## WRITTEN INSTRUCTION
Check every line below for the word "Eastern" and give only the number of lines where it appears.

## EXERCISE MATERIAL

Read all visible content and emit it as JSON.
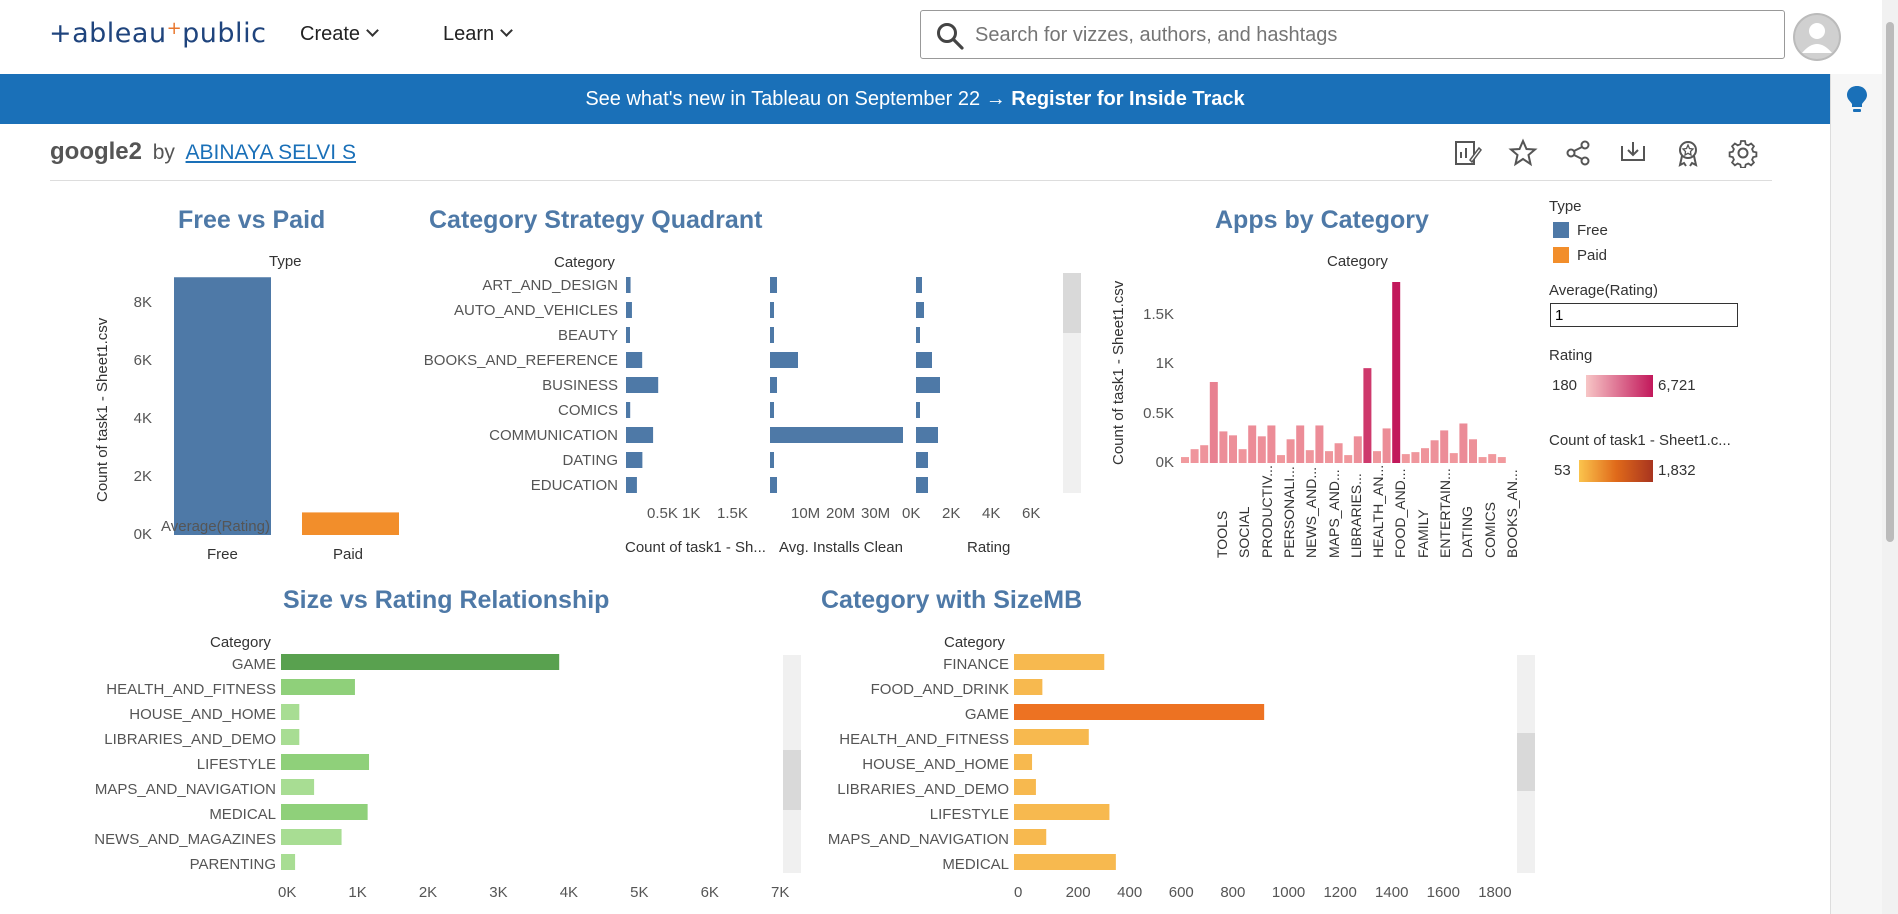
{
  "header": {
    "logo_prefix": "+ableau",
    "logo_plus": "+",
    "logo_suffix": "public",
    "menus": [
      "Create",
      "Learn"
    ],
    "search_placeholder": "Search for vizzes, authors, and hashtags"
  },
  "banner": {
    "text": "See what's new in Tableau on September 22 → ",
    "link": "Register for Inside Track"
  },
  "viz": {
    "title": "google2",
    "by": "by",
    "author": "ABINAYA SELVI S"
  },
  "colors": {
    "blue": "#4e79a7",
    "orange": "#f28e2b",
    "banner": "#1a70b8",
    "green_dark": "#59a14f",
    "green_light": "#a8dd93",
    "red_dark": "#c2185b",
    "red_light": "#f4a3a3",
    "orange_light": "#f7b94f",
    "orange_dark": "#ed7222"
  },
  "legends": {
    "type_title": "Type",
    "type_items": [
      "Free",
      "Paid"
    ],
    "avg_rating_title": "Average(Rating)",
    "avg_rating_value": "1",
    "rating_title": "Rating",
    "rating_min": "180",
    "rating_max": "6,721",
    "count_title": "Count of task1 - Sheet1.c...",
    "count_min": "53",
    "count_max": "1,832"
  },
  "chart_data": [
    {
      "type": "bar",
      "title": "Free vs Paid",
      "header": "Type",
      "ylabel": "Count of task1 - Sheet1.csv",
      "categories": [
        "Free",
        "Paid"
      ],
      "values": [
        8900,
        780
      ],
      "ylim": [
        0,
        9000
      ],
      "yticks": [
        "0K",
        "2K",
        "4K",
        "6K",
        "8K"
      ],
      "yticks_values": [
        0,
        2000,
        4000,
        6000,
        8000
      ],
      "overlay_label": "Average(Rating)"
    },
    {
      "type": "bar",
      "title": "Category Strategy Quadrant",
      "header": "Category",
      "categories": [
        "ART_AND_DESIGN",
        "AUTO_AND_VEHICLES",
        "BEAUTY",
        "BOOKS_AND_REFERENCE",
        "BUSINESS",
        "COMICS",
        "COMMUNICATION",
        "DATING",
        "EDUCATION"
      ],
      "series": [
        {
          "name": "Count of task1 - Sh...",
          "values": [
            65,
            85,
            53,
            231,
            460,
            60,
            387,
            234,
            156
          ],
          "xlim": [
            0,
            2000
          ],
          "ticks": [
            "0.5K",
            "1K",
            "1.5K"
          ],
          "tick_values": [
            500,
            1000,
            1500
          ]
        },
        {
          "name": "Avg. Installs Clean",
          "values": [
            2000000,
            600000,
            500000,
            8000000,
            2000000,
            900000,
            38000000,
            1100000,
            2000000
          ],
          "xlim": [
            0,
            40000000
          ],
          "ticks": [
            "10M",
            "20M",
            "30M"
          ],
          "tick_values": [
            10000000,
            20000000,
            30000000
          ]
        },
        {
          "name": "Rating",
          "values": [
            300,
            400,
            200,
            800,
            1200,
            200,
            1100,
            600,
            600
          ],
          "xlim": [
            0,
            7000
          ],
          "ticks": [
            "0K",
            "2K",
            "4K",
            "6K"
          ],
          "tick_values": [
            0,
            2000,
            4000,
            6000
          ]
        }
      ]
    },
    {
      "type": "bar",
      "title": "Apps by Category",
      "header": "Category",
      "ylabel": "Count of task1 - Sheet1.csv",
      "ylim": [
        -100,
        1850
      ],
      "yticks": [
        "0K",
        "0.5K",
        "1K",
        "1.5K"
      ],
      "yticks_values": [
        0,
        500,
        1000,
        1500
      ],
      "labels": [
        "TOOLS",
        "SOCIAL",
        "PRODUCTIV...",
        "PERSONALI...",
        "NEWS_AND...",
        "MAPS_AND...",
        "LIBRARIES...",
        "HEALTH_AN...",
        "FOOD_AND...",
        "FAMILY",
        "ENTERTAIN...",
        "DATING",
        "COMICS",
        "BOOKS_AN..."
      ],
      "values": [
        60,
        140,
        180,
        820,
        320,
        280,
        140,
        380,
        270,
        380,
        80,
        240,
        380,
        130,
        380,
        120,
        200,
        80,
        270,
        960,
        120,
        350,
        1832,
        90,
        110,
        150,
        230,
        330,
        100,
        400,
        240,
        60,
        90,
        60
      ]
    },
    {
      "type": "bar",
      "title": "Size vs Rating Relationship",
      "header": "Category",
      "categories": [
        "GAME",
        "HEALTH_AND_FITNESS",
        "HOUSE_AND_HOME",
        "LIBRARIES_AND_DEMO",
        "LIFESTYLE",
        "MAPS_AND_NAVIGATION",
        "MEDICAL",
        "NEWS_AND_MAGAZINES",
        "PARENTING"
      ],
      "values": [
        3950,
        1050,
        260,
        260,
        1250,
        470,
        1230,
        860,
        200
      ],
      "xlim": [
        0,
        7000
      ],
      "xticks": [
        "0K",
        "1K",
        "2K",
        "3K",
        "4K",
        "5K",
        "6K",
        "7K"
      ],
      "xticks_values": [
        0,
        1000,
        2000,
        3000,
        4000,
        5000,
        6000,
        7000
      ]
    },
    {
      "type": "bar",
      "title": "Category with SizeMB",
      "header": "Category",
      "categories": [
        "FINANCE",
        "FOOD_AND_DRINK",
        "GAME",
        "HEALTH_AND_FITNESS",
        "HOUSE_AND_HOME",
        "LIBRARIES_AND_DEMO",
        "LIFESTYLE",
        "MAPS_AND_NAVIGATION",
        "MEDICAL"
      ],
      "values": [
        350,
        110,
        970,
        290,
        70,
        85,
        370,
        125,
        395
      ],
      "xlim": [
        0,
        1900
      ],
      "xticks": [
        "0",
        "200",
        "400",
        "600",
        "800",
        "1000",
        "1200",
        "1400",
        "1600",
        "1800"
      ],
      "xticks_values": [
        0,
        200,
        400,
        600,
        800,
        1000,
        1200,
        1400,
        1600,
        1800
      ]
    }
  ]
}
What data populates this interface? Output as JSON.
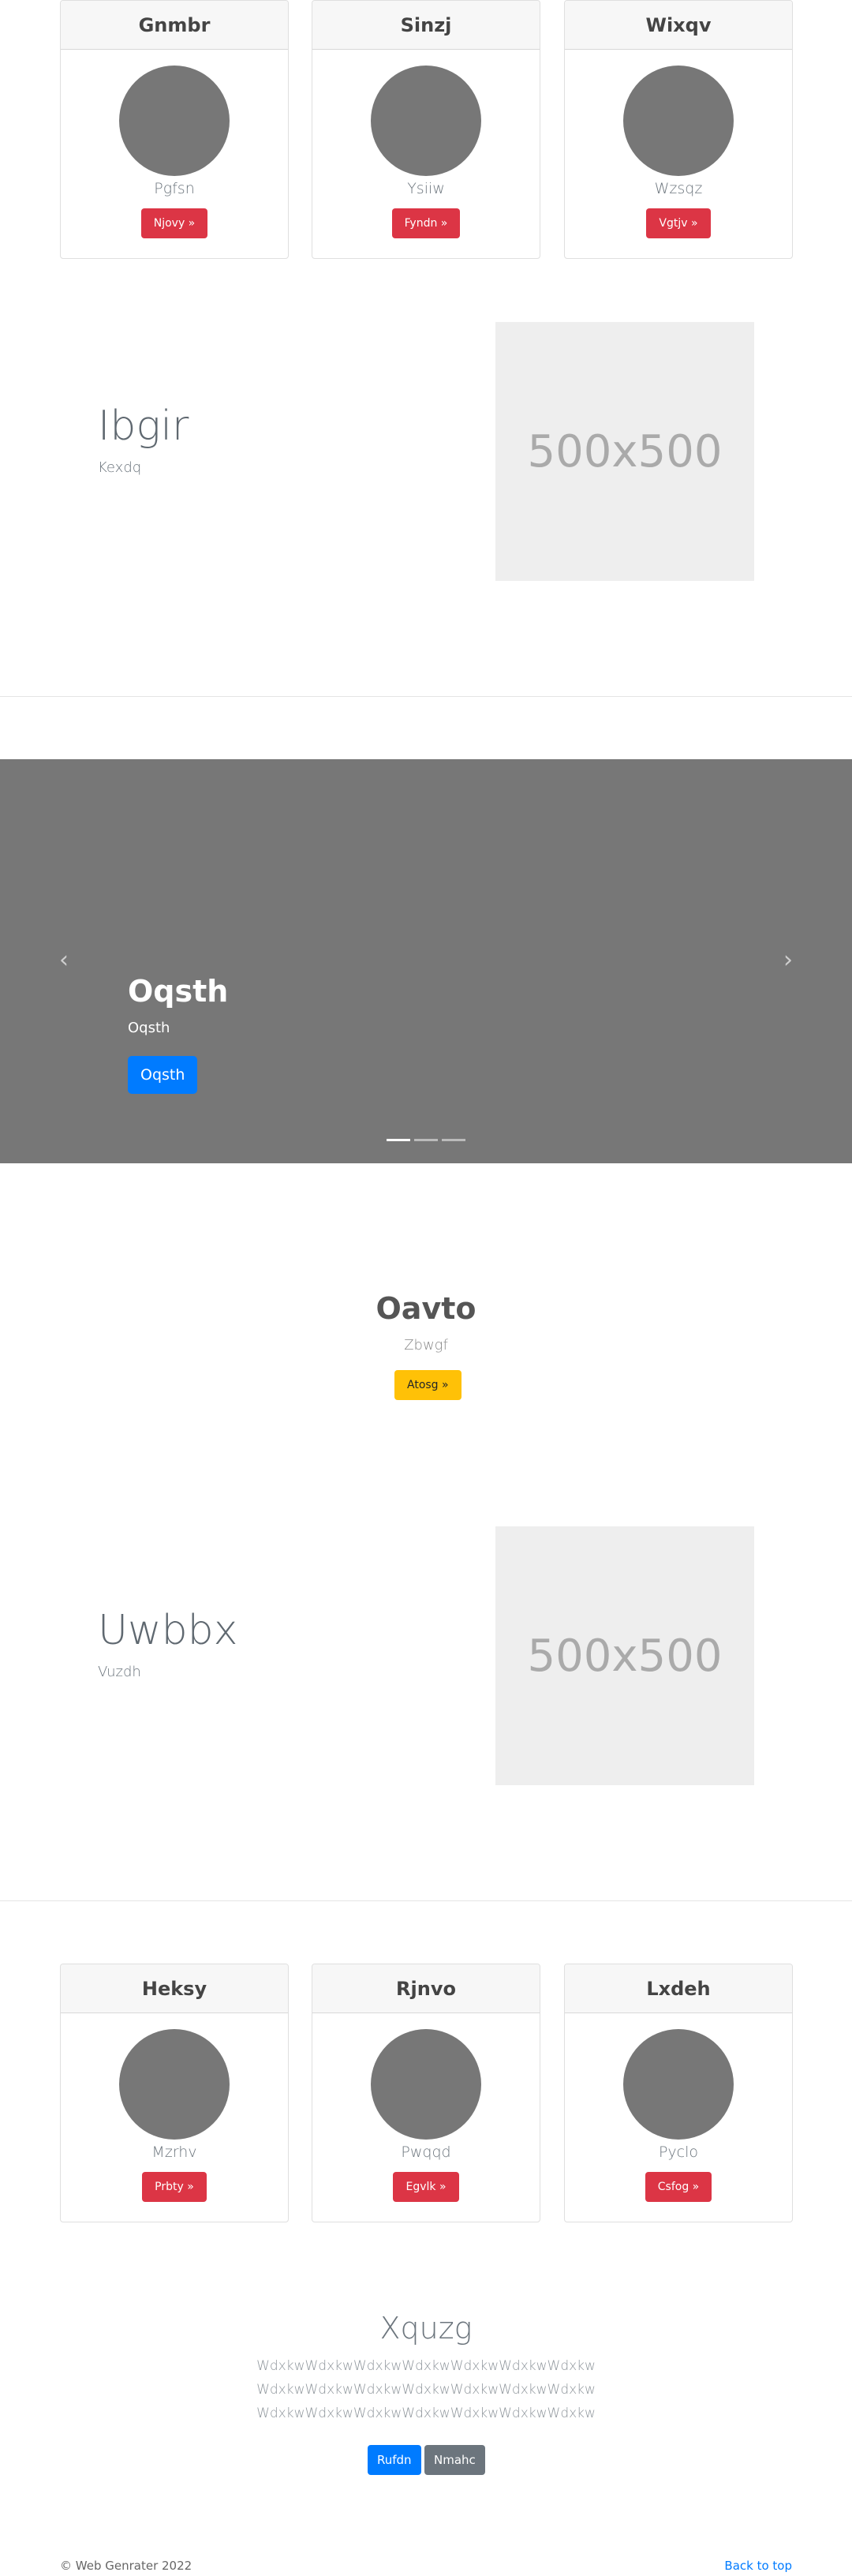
{
  "cards_top": [
    {
      "title": "Gnmbr",
      "subtitle": "Pgfsn",
      "button": "Njovy »"
    },
    {
      "title": "Sinzj",
      "subtitle": "Ysiiw",
      "button": "Fyndn »"
    },
    {
      "title": "Wixqv",
      "subtitle": "Wzsqz",
      "button": "Vgtjv »"
    }
  ],
  "feature1": {
    "title": "Ibgir",
    "subtitle": "Kexdq",
    "image_label": "500x500"
  },
  "carousel": {
    "title": "Oqsth",
    "subtitle": "Oqsth",
    "button": "Oqsth",
    "prev_icon": "‹",
    "next_icon": "›"
  },
  "center": {
    "title": "Oavto",
    "subtitle": "Zbwgf",
    "button": "Atosg »"
  },
  "feature2": {
    "title": "Uwbbx",
    "subtitle": "Vuzdh",
    "image_label": "500x500"
  },
  "cards_bottom": [
    {
      "title": "Heksy",
      "subtitle": "Mzrhv",
      "button": "Prbty »"
    },
    {
      "title": "Rjnvo",
      "subtitle": "Pwqqd",
      "button": "Egvlk »"
    },
    {
      "title": "Lxdeh",
      "subtitle": "Pyclo",
      "button": "Csfog »"
    }
  ],
  "text_section": {
    "title": "Xquzg",
    "lines": [
      "WdxkwWdxkwWdxkwWdxkwWdxkwWdxkwWdxkw",
      "WdxkwWdxkwWdxkwWdxkwWdxkwWdxkwWdxkw",
      "WdxkwWdxkwWdxkwWdxkwWdxkwWdxkwWdxkw"
    ],
    "primary_button": "Rufdn",
    "secondary_button": "Nmahc"
  },
  "footer": {
    "copyright": "© Web Genrater 2022",
    "back_to_top": "Back to top"
  },
  "colors": {
    "card_button": "#dc3545",
    "primary": "#007bff",
    "warning": "#ffc107",
    "secondary": "#6c757d",
    "carousel_bg": "#777777",
    "placeholder_bg": "#eeeeee"
  }
}
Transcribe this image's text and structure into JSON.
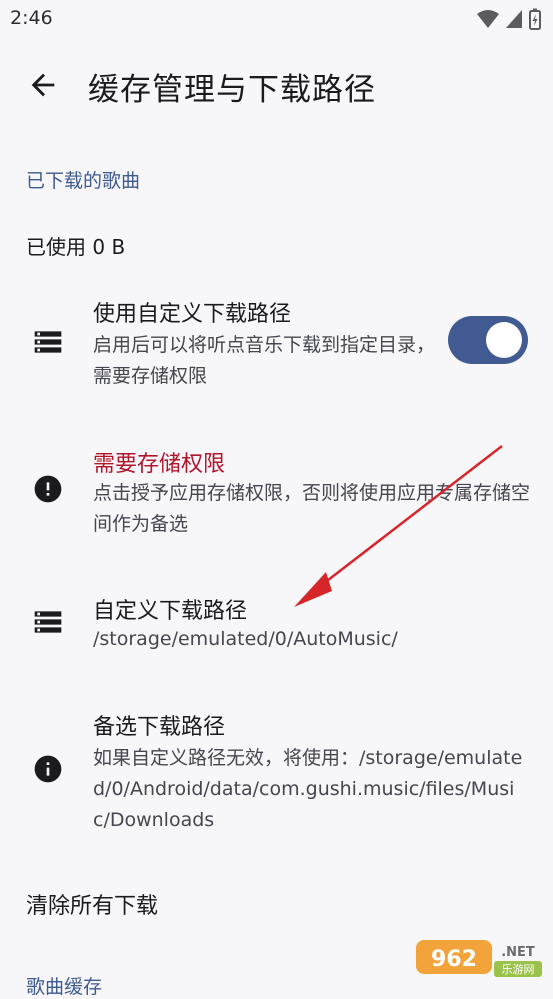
{
  "status_bar": {
    "time": "2:46"
  },
  "app_bar": {
    "title": "缓存管理与下载路径"
  },
  "sections": {
    "downloaded_songs": "已下载的歌曲",
    "song_cache": "歌曲缓存"
  },
  "used": "已使用 0 B",
  "custom_path_toggle": {
    "title": "使用自定义下载路径",
    "subtitle": "启用后可以将听点音乐下载到指定目录，需要存储权限",
    "enabled": true
  },
  "storage_permission": {
    "title": "需要存储权限",
    "subtitle": "点击授予应用存储权限，否则将使用应用专属存储空间作为备选"
  },
  "custom_path": {
    "title": "自定义下载路径",
    "value": "/storage/emulated/0/AutoMusic/"
  },
  "fallback_path": {
    "title": "备选下载路径",
    "subtitle": "如果自定义路径无效，将使用：/storage/emulated/0/Android/data/com.gushi.music/files/Music/Downloads"
  },
  "clear_all": "清除所有下载",
  "watermark": {
    "brand": "962.NET",
    "site": "乐游网"
  },
  "colors": {
    "accent": "#415a91",
    "warning": "#b0152b",
    "annotation_arrow": "#d6262a"
  }
}
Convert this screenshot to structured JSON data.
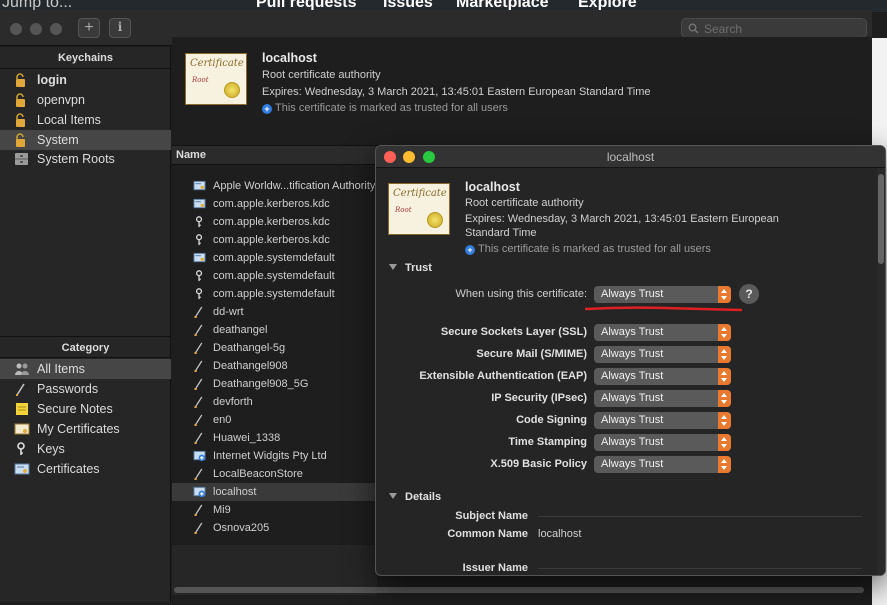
{
  "background": {
    "jump_to": "Jump to...",
    "nav": [
      "Pull requests",
      "Issues",
      "Marketplace",
      "Explore"
    ]
  },
  "toolbar": {
    "add_label": "+",
    "info_label": "i",
    "search_placeholder": "Search"
  },
  "sidebar": {
    "keychains_header": "Keychains",
    "keychains": [
      {
        "label": "login",
        "icon": "lock-open-icon"
      },
      {
        "label": "openvpn",
        "icon": "lock-open-icon"
      },
      {
        "label": "Local Items",
        "icon": "lock-open-icon"
      },
      {
        "label": "System",
        "icon": "lock-open-icon",
        "selected": true
      },
      {
        "label": "System Roots",
        "icon": "cabinet-icon"
      }
    ],
    "category_header": "Category",
    "categories": [
      {
        "label": "All Items",
        "icon": "people-icon",
        "selected": true
      },
      {
        "label": "Passwords",
        "icon": "pencil-icon"
      },
      {
        "label": "Secure Notes",
        "icon": "note-icon"
      },
      {
        "label": "My Certificates",
        "icon": "certificate-icon"
      },
      {
        "label": "Keys",
        "icon": "key-icon"
      },
      {
        "label": "Certificates",
        "icon": "certificate-icon"
      }
    ]
  },
  "detail": {
    "name": "localhost",
    "type": "Root certificate authority",
    "expires": "Expires: Wednesday, 3 March 2021, 13:45:01 Eastern European Standard Time",
    "trusted_note": "This certificate is marked as trusted for all users",
    "cert_caption": "Certificate",
    "cert_sub": "Root"
  },
  "list": {
    "header": "Name",
    "rows": [
      {
        "name": "Apple Worldw...tification Authority",
        "icon": "certificate-icon"
      },
      {
        "name": "com.apple.kerberos.kdc",
        "icon": "certificate-icon"
      },
      {
        "name": "com.apple.kerberos.kdc",
        "icon": "key-icon"
      },
      {
        "name": "com.apple.kerberos.kdc",
        "icon": "key-icon"
      },
      {
        "name": "com.apple.systemdefault",
        "icon": "certificate-icon"
      },
      {
        "name": "com.apple.systemdefault",
        "icon": "key-icon"
      },
      {
        "name": "com.apple.systemdefault",
        "icon": "key-icon"
      },
      {
        "name": "dd-wrt",
        "icon": "pencil-icon"
      },
      {
        "name": "deathangel",
        "icon": "pencil-icon"
      },
      {
        "name": "Deathangel-5g",
        "icon": "pencil-icon"
      },
      {
        "name": "Deathangel908",
        "icon": "pencil-icon"
      },
      {
        "name": "Deathangel908_5G",
        "icon": "pencil-icon"
      },
      {
        "name": "devforth",
        "icon": "pencil-icon"
      },
      {
        "name": "en0",
        "icon": "pencil-icon"
      },
      {
        "name": "Huawei_1338",
        "icon": "pencil-icon"
      },
      {
        "name": "Internet Widgits Pty Ltd",
        "icon": "certificate-plus-icon"
      },
      {
        "name": "LocalBeaconStore",
        "icon": "pencil-icon"
      },
      {
        "name": "localhost",
        "icon": "certificate-plus-icon",
        "selected": true
      },
      {
        "name": "Mi9",
        "icon": "pencil-icon"
      },
      {
        "name": "Osnova205",
        "icon": "pencil-icon"
      }
    ]
  },
  "popup": {
    "title": "localhost",
    "name": "localhost",
    "type": "Root certificate authority",
    "expires_line1": "Expires: Wednesday, 3 March 2021, 13:45:01 Eastern European",
    "expires_line2": "Standard Time",
    "trusted_note": "This certificate is marked as trusted for all users",
    "trust_section": "Trust",
    "when_using_label": "When using this certificate:",
    "when_using_value": "Always Trust",
    "help_label": "?",
    "policies": [
      {
        "label": "Secure Sockets Layer (SSL)",
        "value": "Always Trust"
      },
      {
        "label": "Secure Mail (S/MIME)",
        "value": "Always Trust"
      },
      {
        "label": "Extensible Authentication (EAP)",
        "value": "Always Trust"
      },
      {
        "label": "IP Security (IPsec)",
        "value": "Always Trust"
      },
      {
        "label": "Code Signing",
        "value": "Always Trust"
      },
      {
        "label": "Time Stamping",
        "value": "Always Trust"
      },
      {
        "label": "X.509 Basic Policy",
        "value": "Always Trust"
      }
    ],
    "details_section": "Details",
    "subject_name_label": "Subject Name",
    "common_name_label": "Common Name",
    "common_name_value": "localhost",
    "issuer_name_label": "Issuer Name"
  },
  "colors": {
    "accent_orange": "#e8792e",
    "annotation_red": "#e02020",
    "info_blue": "#2f7bde"
  }
}
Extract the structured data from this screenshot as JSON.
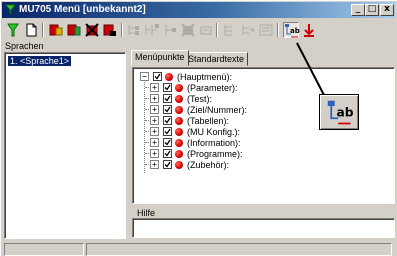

## EXERCISE OUTPUT
2